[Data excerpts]
..............................

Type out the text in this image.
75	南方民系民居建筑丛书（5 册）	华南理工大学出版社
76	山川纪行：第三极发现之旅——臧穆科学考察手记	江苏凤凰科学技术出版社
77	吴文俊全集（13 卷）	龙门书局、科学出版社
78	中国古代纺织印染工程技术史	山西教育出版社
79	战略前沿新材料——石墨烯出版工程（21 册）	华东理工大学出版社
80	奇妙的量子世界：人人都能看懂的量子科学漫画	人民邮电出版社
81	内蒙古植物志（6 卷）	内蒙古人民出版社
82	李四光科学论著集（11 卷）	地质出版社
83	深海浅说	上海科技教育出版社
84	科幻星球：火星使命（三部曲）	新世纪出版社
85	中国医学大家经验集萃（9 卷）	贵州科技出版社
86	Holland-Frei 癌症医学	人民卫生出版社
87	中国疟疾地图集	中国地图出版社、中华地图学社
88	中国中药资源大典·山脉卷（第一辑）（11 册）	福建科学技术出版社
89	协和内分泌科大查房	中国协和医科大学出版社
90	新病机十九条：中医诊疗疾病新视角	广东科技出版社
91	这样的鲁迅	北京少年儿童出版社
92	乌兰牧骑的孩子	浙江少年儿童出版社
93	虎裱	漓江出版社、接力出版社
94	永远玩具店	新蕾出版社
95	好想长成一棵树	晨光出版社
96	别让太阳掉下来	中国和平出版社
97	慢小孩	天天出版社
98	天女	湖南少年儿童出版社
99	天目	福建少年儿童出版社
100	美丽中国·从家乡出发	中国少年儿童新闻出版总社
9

..............................

Reproduce all the data word for word.

**Worked solution:**
Type out the text in this image.
75	南方民系民居建筑丛书（5 册）	华南理工大学出版社
76	山川纪行：第三极发现之旅——臧穆科学考察手记	江苏凤凰科学技术出版社
77	吴文俊全集（13 卷）	龙门书局、科学出版社
78	中国古代纺织印染工程技术史	山西教育出版社
79	战略前沿新材料——石墨烯出版工程（21 册）	华东理工大学出版社
80	奇妙的量子世界：人人都能看懂的量子科学漫画	人民邮电出版社
81	内蒙古植物志（6 卷）	内蒙古人民出版社
82	李四光科学论著集（11 卷）	地质出版社
83	深海浅说	上海科技教育出版社
84	科幻星球：火星使命（三部曲）	新世纪出版社
85	中国医学大家经验集萃（9 卷）	贵州科技出版社
86	Holland-Frei 癌症医学	人民卫生出版社
87	中国疟疾地图集	中国地图出版社、中华地图学社
88	中国中药资源大典·山脉卷（第一辑）（11 册）	福建科学技术出版社
89	协和内分泌科大查房	中国协和医科大学出版社
90	新病机十九条：中医诊疗疾病新视角	广东科技出版社
91	这样的鲁迅	北京少年儿童出版社
92	乌兰牧骑的孩子	浙江少年儿童出版社
93	虎裱	漓江出版社、接力出版社
94	永远玩具店	新蕾出版社
95	好想长成一棵树	晨光出版社
96	别让太阳掉下来	中国和平出版社
97	慢小孩	天天出版社
98	天女	湖南少年儿童出版社
99	天目	福建少年儿童出版社
100	美丽中国·从家乡出发	中国少年儿童新闻出版总社
9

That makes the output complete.